··· RECORDS TO PROCESS ···

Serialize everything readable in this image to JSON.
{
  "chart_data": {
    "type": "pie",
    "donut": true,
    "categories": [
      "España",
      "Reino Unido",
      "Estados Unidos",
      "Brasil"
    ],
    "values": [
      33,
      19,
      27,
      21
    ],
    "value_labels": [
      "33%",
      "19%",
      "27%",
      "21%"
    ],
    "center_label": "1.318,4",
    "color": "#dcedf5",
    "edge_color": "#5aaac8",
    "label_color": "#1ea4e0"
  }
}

···

Print the records above exactly as they appear.

Serialize everything readable in this image to JSON.
{
  "chart_data": {
    "type": "pie",
    "donut": true,
    "categories": [
      "España",
      "Reino Unido",
      "Estados Unidos",
      "Brasil"
    ],
    "values": [
      33,
      19,
      27,
      21
    ],
    "value_labels": [
      "33%",
      "19%",
      "27%",
      "21%"
    ],
    "center_label": "1.318,4",
    "color": "#dcedf5",
    "edge_color": "#5aaac8",
    "label_color": "#1ea4e0"
  }
}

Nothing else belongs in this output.